Go through the entries below and pick out every line with "checked".
-------- LISTED ENTRIES --------
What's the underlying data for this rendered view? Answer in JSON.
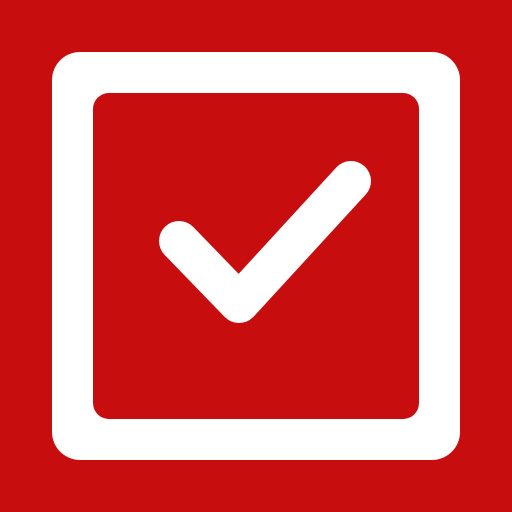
{
  "icon": {
    "name": "checked-checkbox-icon",
    "state": "checked",
    "colors": {
      "background": "#C80D0F",
      "frame": "#FFFFFF",
      "inner": "#C80D0F",
      "checkmark": "#FFFFFF"
    }
  }
}
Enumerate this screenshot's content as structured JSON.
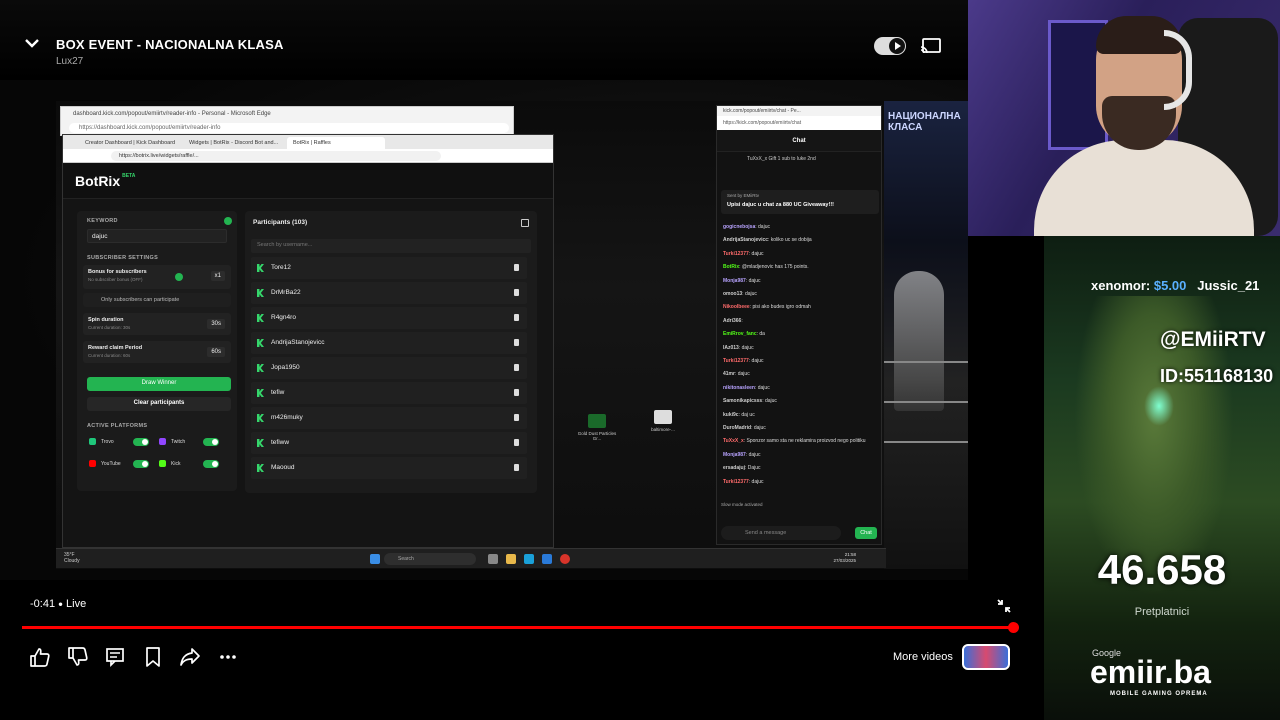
{
  "player": {
    "title": "BOX EVENT - NACIONALNA KLASA",
    "channel": "Lux27",
    "time": "-0:41",
    "live": "Live",
    "more_videos": "More videos",
    "accent": "#ff0000"
  },
  "browser": {
    "back_title": "dashboard.kick.com/popout/emiirtv/reader-info - Personal - Microsoft Edge",
    "back_url": "https://dashboard.kick.com/popout/emiirtv/reader-info",
    "tabs": [
      "Creator Dashboard | Kick Dashboard",
      "Widgets | BotRix - Discord Bot and...",
      "BotRix | Raffles"
    ],
    "url": "https://botrix.live/widgets/raffle/..."
  },
  "botrix": {
    "logo": "BotRix",
    "beta": "BETA",
    "keyword_label": "KEYWORD",
    "keyword_value": "dajuc",
    "subscriber_settings_label": "SUBSCRIBER SETTINGS",
    "bonus_title": "Bonus for subscribers",
    "bonus_sub": "No subscriber bonus (OFF)",
    "bonus_value": "x1",
    "only_subs": "Only subscribers can participate",
    "spin_title": "Spin duration",
    "spin_sub": "Current duration: 30s",
    "spin_value": "30s",
    "reward_title": "Reward claim Period",
    "reward_sub": "Current duration: 60s",
    "reward_value": "60s",
    "draw_button": "Draw Winner",
    "clear_button": "Clear participants",
    "platforms_label": "ACTIVE PLATFORMS",
    "platforms": [
      "Trovo",
      "Twitch",
      "YouTube",
      "Kick"
    ],
    "participants_title": "Participants (103)",
    "search_placeholder": "Search by username...",
    "participants": [
      "Tore12",
      "DrMrBa22",
      "R4gn4ro",
      "AndrijaStanojevicc",
      "Jopa1950",
      "tefiw",
      "m426muky",
      "tefiww",
      "Maooud"
    ]
  },
  "desktop": {
    "icons": [
      "Gold Dust Particles Gr...",
      "baltimore-..."
    ],
    "weather_temp": "35°F",
    "weather_cond": "Cloudy",
    "search": "Search",
    "clock_time": "21:58",
    "clock_date": "27/03/2025"
  },
  "chat": {
    "window_title": "kick.com/popout/emiirtv/chat - Pe...",
    "url": "https://kick.com/popout/emiirtv/chat",
    "header": "Chat",
    "gift": "TuXxX_x  Gift 1 sub to luke 2nd",
    "pinned_by": "Sent by  EMiiRtv",
    "pinned_msg": "Upisi dajuc u chat za 880 UC Giveaway!!!",
    "messages": [
      {
        "user": "gogicnebojsa",
        "text": "dajuc"
      },
      {
        "user": "AndrijaStanojevicc",
        "text": "koliko uc se dobija"
      },
      {
        "user": "Turki12377",
        "text": "dajuc"
      },
      {
        "user": "BotRix",
        "text": "@mladjenovic has 175 points."
      },
      {
        "user": "Monja987",
        "text": "dajuc"
      },
      {
        "user": "omoo13",
        "text": "dajuc"
      },
      {
        "user": "Nikoolbeee",
        "text": "pisi ako budes igro odmah"
      },
      {
        "user": "Adri366",
        "text": ""
      },
      {
        "user": "EmiRrov_fanc",
        "text": "da"
      },
      {
        "user": "IAz013",
        "text": "dajuc"
      },
      {
        "user": "Turki12377",
        "text": "dajuc"
      },
      {
        "user": "41mr",
        "text": "dajuc"
      },
      {
        "user": "nikitonasleen",
        "text": "dajuc"
      },
      {
        "user": "Samonikapicsss",
        "text": "dajuc"
      },
      {
        "user": "kuki9c",
        "text": "daj uc"
      },
      {
        "user": "DuroMadrid",
        "text": "dajuc"
      },
      {
        "user": "TuXxX_x",
        "text": "Sponzor samo sta ne reklamira proizvod nego politiku"
      },
      {
        "user": "Monja987",
        "text": "dajuc"
      },
      {
        "user": "ersadajuj",
        "text": "Dajuc"
      },
      {
        "user": "Turki12377",
        "text": "dajuc"
      }
    ],
    "slow_mode": "Slow mode activated",
    "send_placeholder": "Send a message",
    "send_button": "Chat"
  },
  "overlay": {
    "arena_sign": "НАЦИОНАЛНА КЛАСА",
    "donor_name": "xenomor:",
    "donor_amount": "$5.00",
    "donor_next": "Jussic_21",
    "handle": "@EMiiRTV",
    "uid": "ID:551168130",
    "sub_count": "46.658",
    "sub_label": "Pretplatnici",
    "google": "Google",
    "brand": "emiir.ba",
    "tagline": "MOBILE GAMING OPREMA"
  }
}
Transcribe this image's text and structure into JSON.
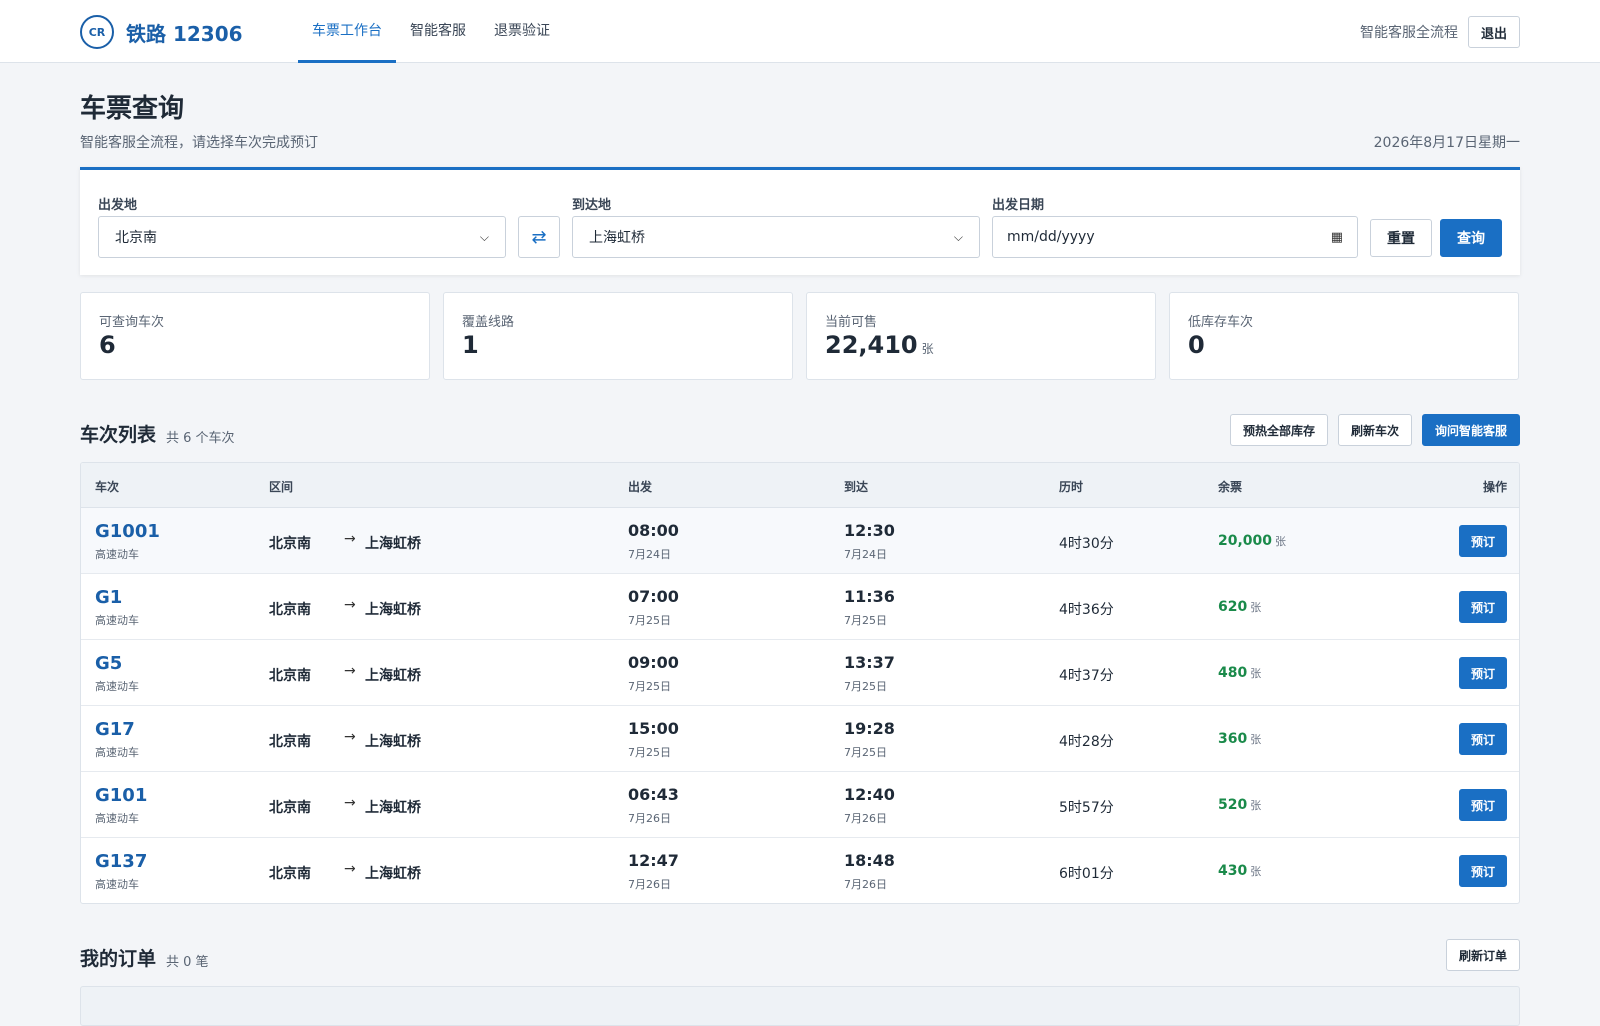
{
  "header": {
    "logo_mark": "CR",
    "logo_text": "铁路 12306",
    "nav": [
      {
        "label": "车票工作台",
        "active": true
      },
      {
        "label": "智能客服",
        "active": false
      },
      {
        "label": "退票验证",
        "active": false
      }
    ],
    "right_hint": "智能客服全流程",
    "logout_label": "退出"
  },
  "page": {
    "title": "车票查询",
    "subtitle": "智能客服全流程，请选择车次完成预订",
    "date": "2026年8月17日星期一"
  },
  "search": {
    "from_label": "出发地",
    "from_value": "北京南",
    "swap_icon": "⇄",
    "to_label": "到达地",
    "to_value": "上海虹桥",
    "date_label": "出发日期",
    "date_placeholder": "mm/dd/yyyy",
    "reset_label": "重置",
    "query_label": "查询"
  },
  "stats": [
    {
      "label": "可查询车次",
      "value": "6",
      "unit": ""
    },
    {
      "label": "覆盖线路",
      "value": "1",
      "unit": ""
    },
    {
      "label": "当前可售",
      "value": "22,410",
      "unit": "张"
    },
    {
      "label": "低库存车次",
      "value": "0",
      "unit": ""
    }
  ],
  "trains_section": {
    "title": "车次列表",
    "count": "共 6 个车次",
    "actions": {
      "preheat": "预热全部库存",
      "refresh": "刷新车次",
      "ask": "询问智能客服"
    },
    "columns": [
      "车次",
      "区间",
      "出发",
      "到达",
      "历时",
      "余票",
      "操作"
    ],
    "rows": [
      {
        "no": "G1001",
        "type": "高速动车",
        "from": "北京南",
        "to": "上海虹桥",
        "dep": "08:00",
        "dep_date": "7月24日",
        "arr": "12:30",
        "arr_date": "7月24日",
        "dur": "4时30分",
        "left": "20,000",
        "unit": "张",
        "book": "预订"
      },
      {
        "no": "G1",
        "type": "高速动车",
        "from": "北京南",
        "to": "上海虹桥",
        "dep": "07:00",
        "dep_date": "7月25日",
        "arr": "11:36",
        "arr_date": "7月25日",
        "dur": "4时36分",
        "left": "620",
        "unit": "张",
        "book": "预订"
      },
      {
        "no": "G5",
        "type": "高速动车",
        "from": "北京南",
        "to": "上海虹桥",
        "dep": "09:00",
        "dep_date": "7月25日",
        "arr": "13:37",
        "arr_date": "7月25日",
        "dur": "4时37分",
        "left": "480",
        "unit": "张",
        "book": "预订"
      },
      {
        "no": "G17",
        "type": "高速动车",
        "from": "北京南",
        "to": "上海虹桥",
        "dep": "15:00",
        "dep_date": "7月25日",
        "arr": "19:28",
        "arr_date": "7月25日",
        "dur": "4时28分",
        "left": "360",
        "unit": "张",
        "book": "预订"
      },
      {
        "no": "G101",
        "type": "高速动车",
        "from": "北京南",
        "to": "上海虹桥",
        "dep": "06:43",
        "dep_date": "7月26日",
        "arr": "12:40",
        "arr_date": "7月26日",
        "dur": "5时57分",
        "left": "520",
        "unit": "张",
        "book": "预订"
      },
      {
        "no": "G137",
        "type": "高速动车",
        "from": "北京南",
        "to": "上海虹桥",
        "dep": "12:47",
        "dep_date": "7月26日",
        "arr": "18:48",
        "arr_date": "7月26日",
        "dur": "6时01分",
        "left": "430",
        "unit": "张",
        "book": "预订"
      }
    ]
  },
  "orders_section": {
    "title": "我的订单",
    "count": "共 0 笔",
    "refresh_label": "刷新订单"
  }
}
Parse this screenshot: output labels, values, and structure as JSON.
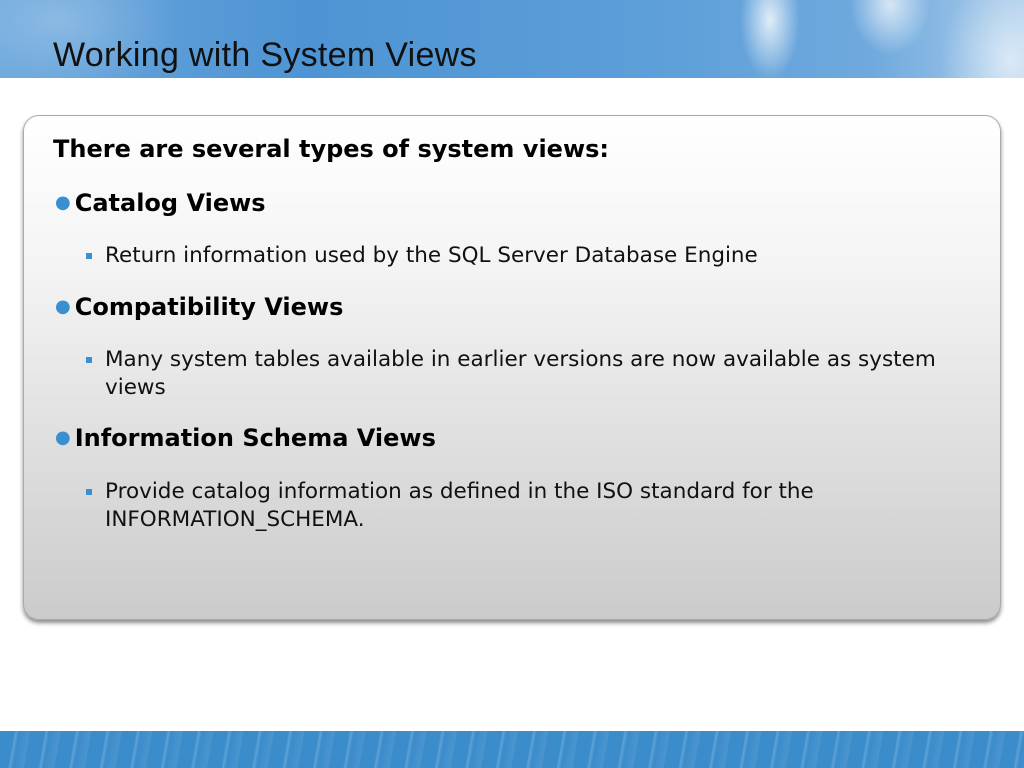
--------
RESULT OF THE TASK:
    "name": "checked-checkbox-icon",
    "state": "checked",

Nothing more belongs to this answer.